### THE TASK
Copy the lines below as they are; omit the images they contain.

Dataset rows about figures
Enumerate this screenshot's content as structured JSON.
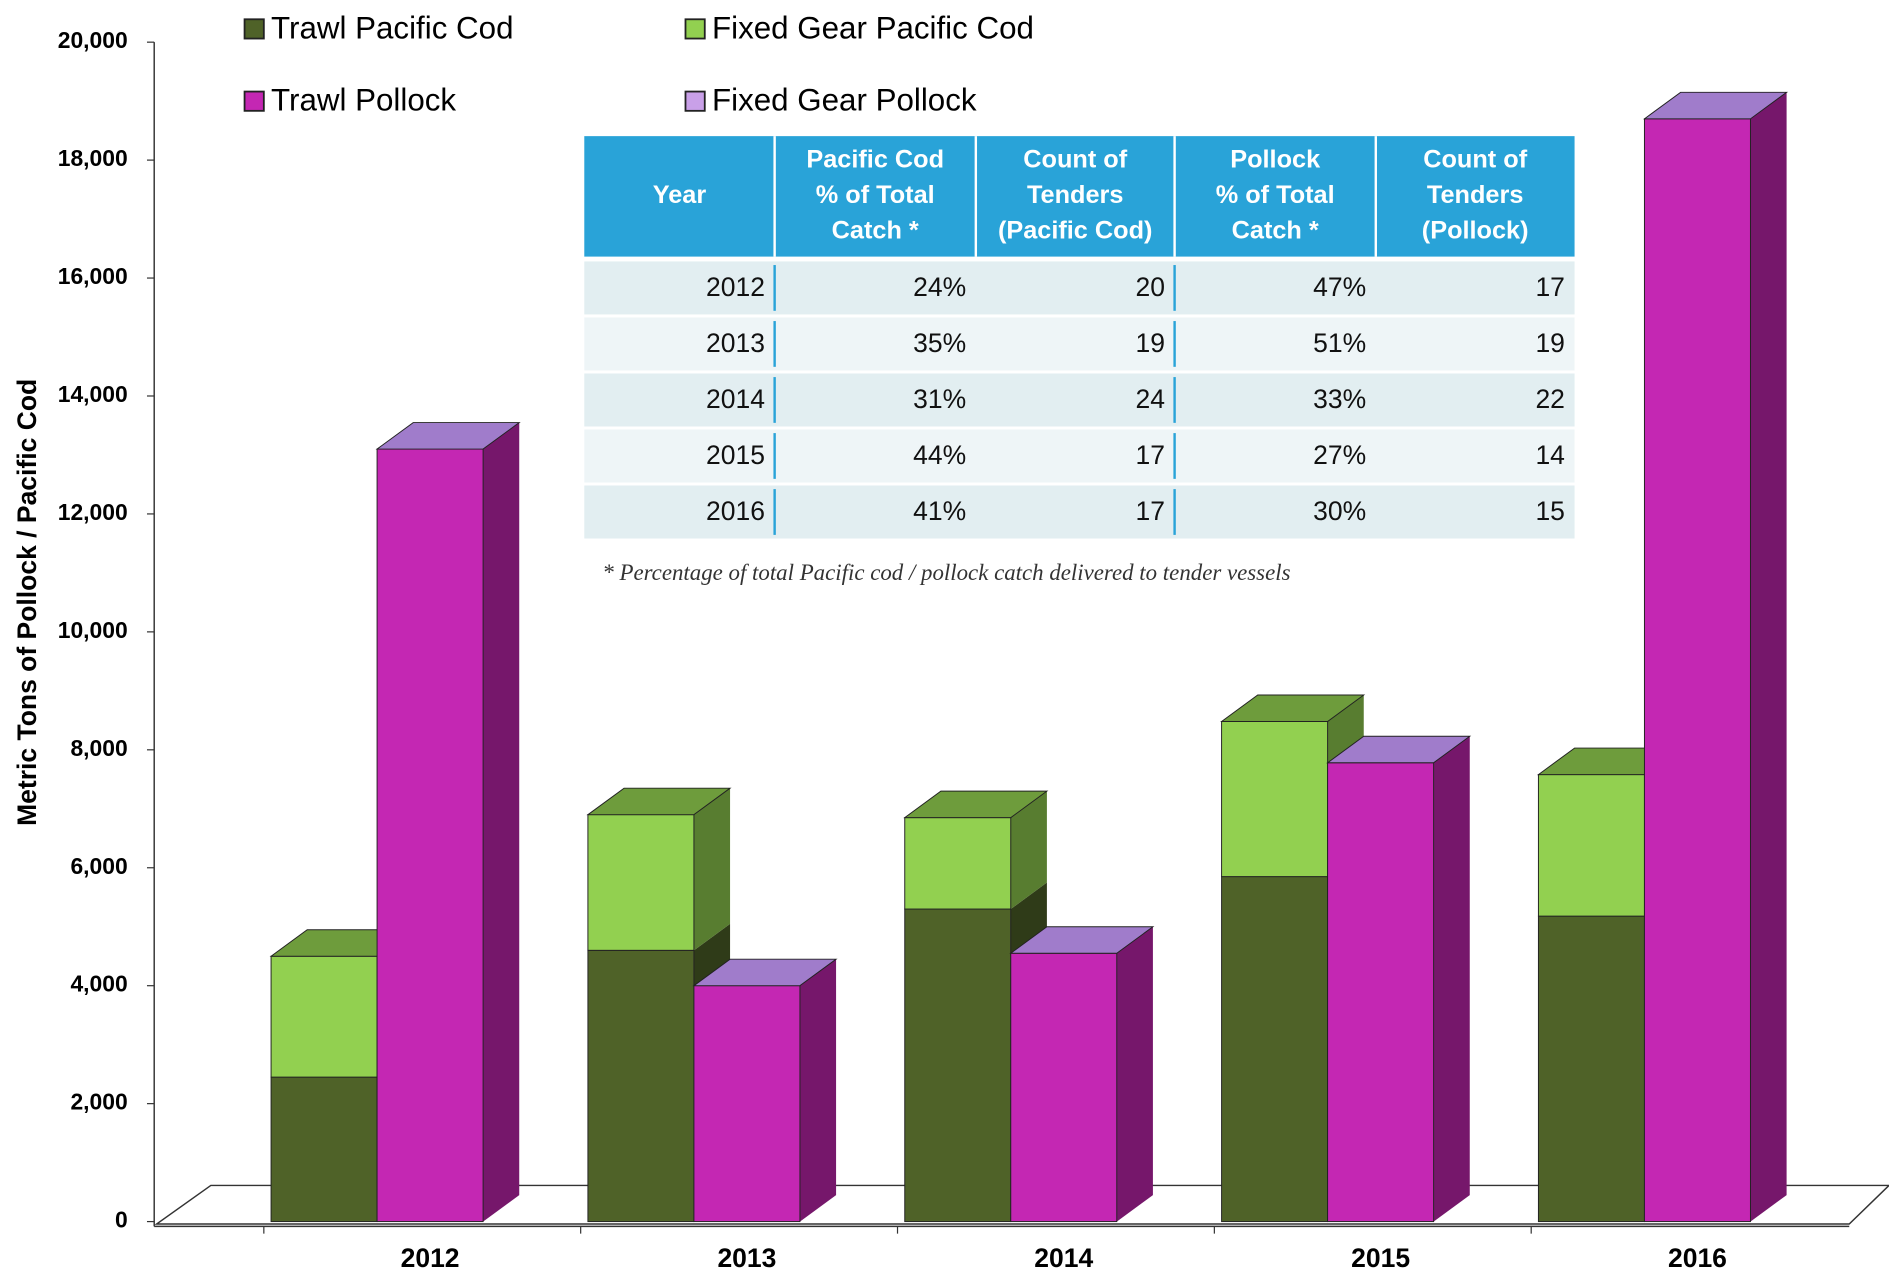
{
  "chart_data": {
    "type": "bar3d_stacked",
    "ylabel": "Metric Tons of Pollock / Pacific Cod",
    "categories": [
      "2012",
      "2013",
      "2014",
      "2015",
      "2016"
    ],
    "series": [
      {
        "name": "Trawl Pacific Cod",
        "color": "#4f6228",
        "stack": "cod",
        "values": [
          2450,
          4600,
          5300,
          5850,
          5180
        ]
      },
      {
        "name": "Fixed Gear Pacific Cod",
        "color": "#92d050",
        "stack": "cod",
        "values": [
          2050,
          2300,
          1550,
          2630,
          2400
        ]
      },
      {
        "name": "Trawl Pollock",
        "color": "#c427b3",
        "stack": "pollock",
        "values": [
          13100,
          4000,
          4550,
          7780,
          18700
        ]
      },
      {
        "name": "Fixed Gear Pollock",
        "color": "#c9a0e8",
        "stack": "pollock",
        "values": [
          0,
          0,
          0,
          0,
          0
        ]
      }
    ],
    "ylim": [
      0,
      20000
    ],
    "yticks": [
      0,
      {
        "value": 2000,
        "label": "2,000"
      },
      {
        "value": 4000,
        "label": "4,000"
      },
      {
        "value": 6000,
        "label": "6,000"
      },
      {
        "value": 8000,
        "label": "8,000"
      },
      {
        "value": 10000,
        "label": "10,000"
      },
      {
        "value": 12000,
        "label": "12,000"
      },
      {
        "value": 14000,
        "label": "14,000"
      },
      {
        "value": 16000,
        "label": "16,000"
      },
      {
        "value": 18000,
        "label": "18,000"
      },
      {
        "value": 20000,
        "label": "20,000"
      }
    ]
  },
  "table": {
    "header": [
      [
        "Year"
      ],
      [
        "Pacific Cod",
        "% of Total",
        "Catch *"
      ],
      [
        "Count of",
        "Tenders",
        "(Pacific Cod)"
      ],
      [
        "Pollock",
        "% of Total",
        "Catch *"
      ],
      [
        "Count of",
        "Tenders",
        "(Pollock)"
      ]
    ],
    "rows": [
      [
        "2012",
        "24%",
        "20",
        "47%",
        "17"
      ],
      [
        "2013",
        "35%",
        "19",
        "51%",
        "19"
      ],
      [
        "2014",
        "31%",
        "24",
        "33%",
        "22"
      ],
      [
        "2015",
        "44%",
        "17",
        "27%",
        "14"
      ],
      [
        "2016",
        "41%",
        "17",
        "30%",
        "15"
      ]
    ],
    "note": "* Percentage of  total Pacific cod / pollock catch delivered to tender vessels"
  }
}
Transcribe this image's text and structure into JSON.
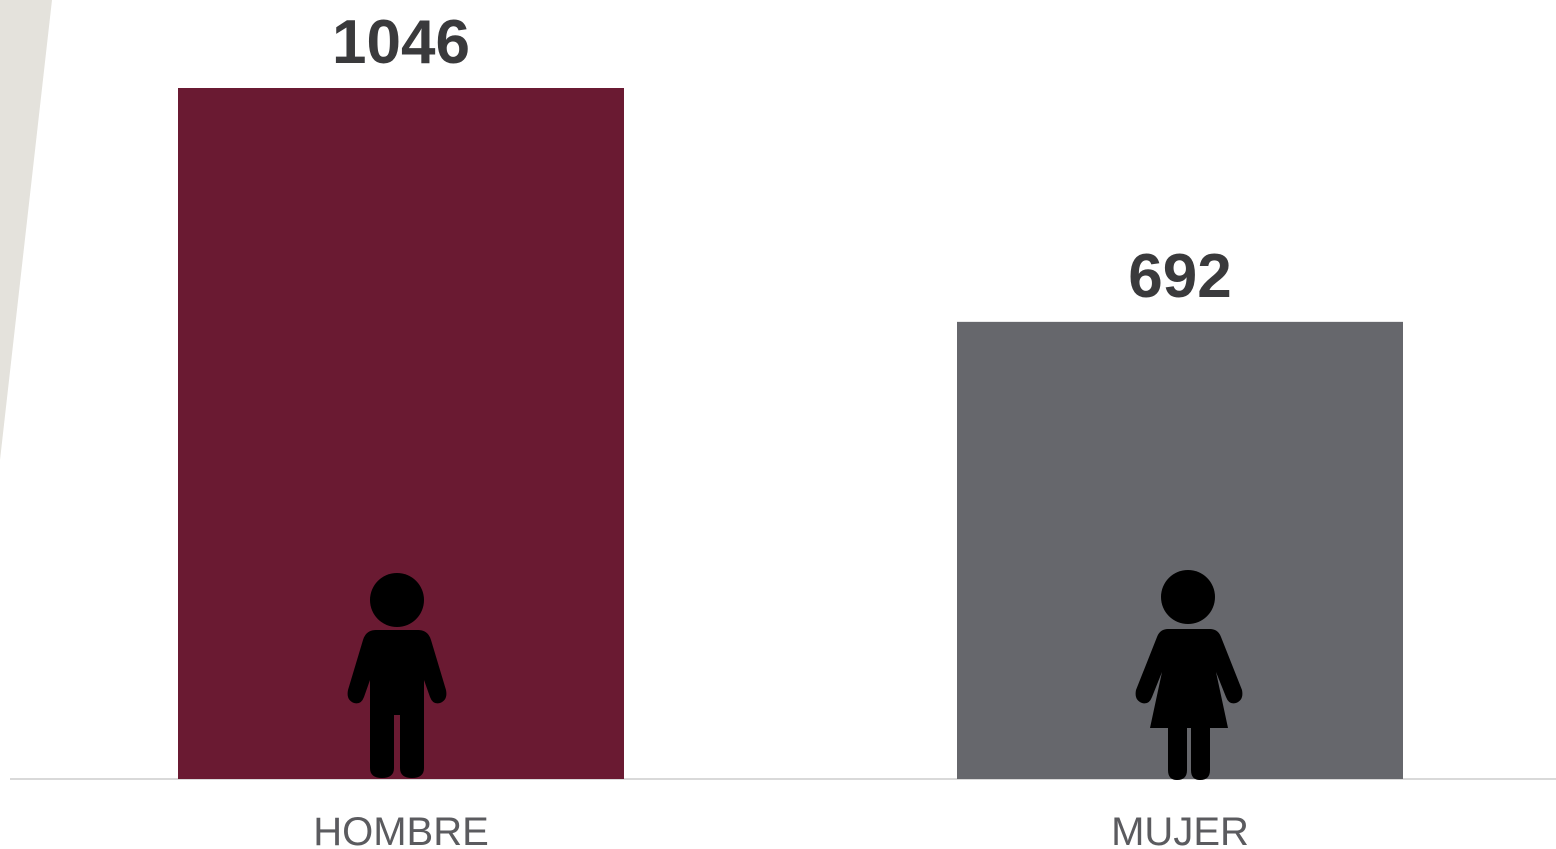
{
  "chart_data": {
    "type": "bar",
    "categories": [
      "HOMBRE",
      "MUJER"
    ],
    "values": [
      1046,
      692
    ],
    "colors": [
      "#6a1a32",
      "#66676c"
    ]
  }
}
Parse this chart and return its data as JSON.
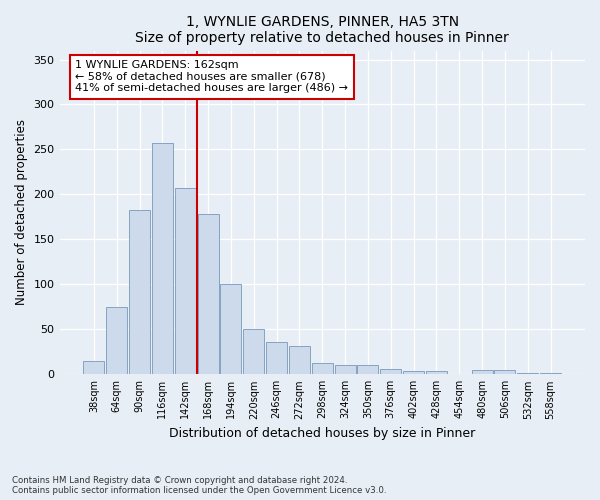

### RESULT OF THE EXERCISE
Enumerate this screenshot's content as structured JSON.
{
  "chart_data": {
    "type": "bar3d_stacked",
    "ylabel": "Metric Tons of Pollock / Pacific Cod",
    "categories": [
      "2012",
      "2013",
      "2014",
      "2015",
      "2016"
    ],
    "series": [
      {
        "name": "Trawl Pacific Cod",
        "color": "#4f6228",
        "stack": "cod",
        "values": [
          2450,
          4600,
          5300,
          5850,
          5180
        ]
      },
      {
        "name": "Fixed Gear Pacific Cod",
        "color": "#92d050",
        "stack": "cod",
        "values": [
          2050,
          2300,
          1550,
          2630,
          2400
        ]
      },
      {
        "name": "Trawl Pollock",
        "color": "#c427b3",
        "stack": "pollock",
        "values": [
          13100,
          4000,
          4550,
          7780,
          18700
        ]
      },
      {
        "name": "Fixed Gear Pollock",
        "color": "#c9a0e8",
        "stack": "pollock",
        "values": [
          0,
          0,
          0,
          0,
          0
        ]
      }
    ],
    "ylim": [
      0,
      20000
    ],
    "yticks": [
      0,
      {
        "value": 2000,
        "label": "2,000"
      },
      {
        "value": 4000,
        "label": "4,000"
      },
      {
        "value": 6000,
        "label": "6,000"
      },
      {
        "value": 8000,
        "label": "8,000"
      },
      {
        "value": 10000,
        "label": "10,000"
      },
      {
        "value": 12000,
        "label": "12,000"
      },
      {
        "value": 14000,
        "label": "14,000"
      },
      {
        "value": 16000,
        "label": "16,000"
      },
      {
        "value": 18000,
        "label": "18,000"
      },
      {
        "value": 20000,
        "label": "20,000"
      }
    ]
  },
  "table": {
    "header": [
      [
        "Year"
      ],
      [
        "Pacific Cod",
        "% of Total",
        "Catch *"
      ],
      [
        "Count of",
        "Tenders",
        "(Pacific Cod)"
      ],
      [
        "Pollock",
        "% of Total",
        "Catch *"
      ],
      [
        "Count of",
        "Tenders",
        "(Pollock)"
      ]
    ],
    "rows": [
      [
        "2012",
        "24%",
        "20",
        "47%",
        "17"
      ],
      [
        "2013",
        "35%",
        "19",
        "51%",
        "19"
      ],
      [
        "2014",
        "31%",
        "24",
        "33%",
        "22"
      ],
      [
        "2015",
        "44%",
        "17",
        "27%",
        "14"
      ],
      [
        "2016",
        "41%",
        "17",
        "30%",
        "15"
      ]
    ],
    "note": "* Percentage of  total Pacific cod / pollock catch delivered to tender vessels"
  }
}
Transcribe this image's text and structure into JSON.
{
  "chart_data": {
    "type": "bar",
    "categories": [
      "HOMBRE",
      "MUJER"
    ],
    "values": [
      1046,
      692
    ],
    "colors": [
      "#6a1a32",
      "#66676c"
    ]
  }
}
Parse this chart and return its data as JSON.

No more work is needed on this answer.